[START]

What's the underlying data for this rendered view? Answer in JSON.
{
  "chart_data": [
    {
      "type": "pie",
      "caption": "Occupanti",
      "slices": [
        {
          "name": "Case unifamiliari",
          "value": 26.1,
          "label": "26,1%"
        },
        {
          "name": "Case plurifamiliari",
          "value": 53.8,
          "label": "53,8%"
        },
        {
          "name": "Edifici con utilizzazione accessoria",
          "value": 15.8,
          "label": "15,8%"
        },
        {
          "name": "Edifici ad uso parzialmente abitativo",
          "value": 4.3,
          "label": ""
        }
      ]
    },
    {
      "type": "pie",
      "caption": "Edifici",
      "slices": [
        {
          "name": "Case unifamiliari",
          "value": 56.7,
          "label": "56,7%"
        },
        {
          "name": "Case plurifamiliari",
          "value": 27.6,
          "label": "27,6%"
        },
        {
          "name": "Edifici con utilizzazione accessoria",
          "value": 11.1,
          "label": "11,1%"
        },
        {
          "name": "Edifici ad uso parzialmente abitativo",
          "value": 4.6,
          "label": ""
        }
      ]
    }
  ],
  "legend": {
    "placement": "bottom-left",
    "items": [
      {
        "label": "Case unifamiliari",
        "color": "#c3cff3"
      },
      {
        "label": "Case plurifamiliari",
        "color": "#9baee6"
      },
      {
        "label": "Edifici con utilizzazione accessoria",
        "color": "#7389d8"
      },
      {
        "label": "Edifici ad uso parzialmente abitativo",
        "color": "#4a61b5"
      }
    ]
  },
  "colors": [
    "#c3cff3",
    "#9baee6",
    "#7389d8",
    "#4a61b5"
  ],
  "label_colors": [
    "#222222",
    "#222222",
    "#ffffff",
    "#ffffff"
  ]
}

[END]

_GIVEN REQUEST:_
Say how many lines of the data include the string "Edifici". Nothing other than the number should be given.

_ANSWER:_
7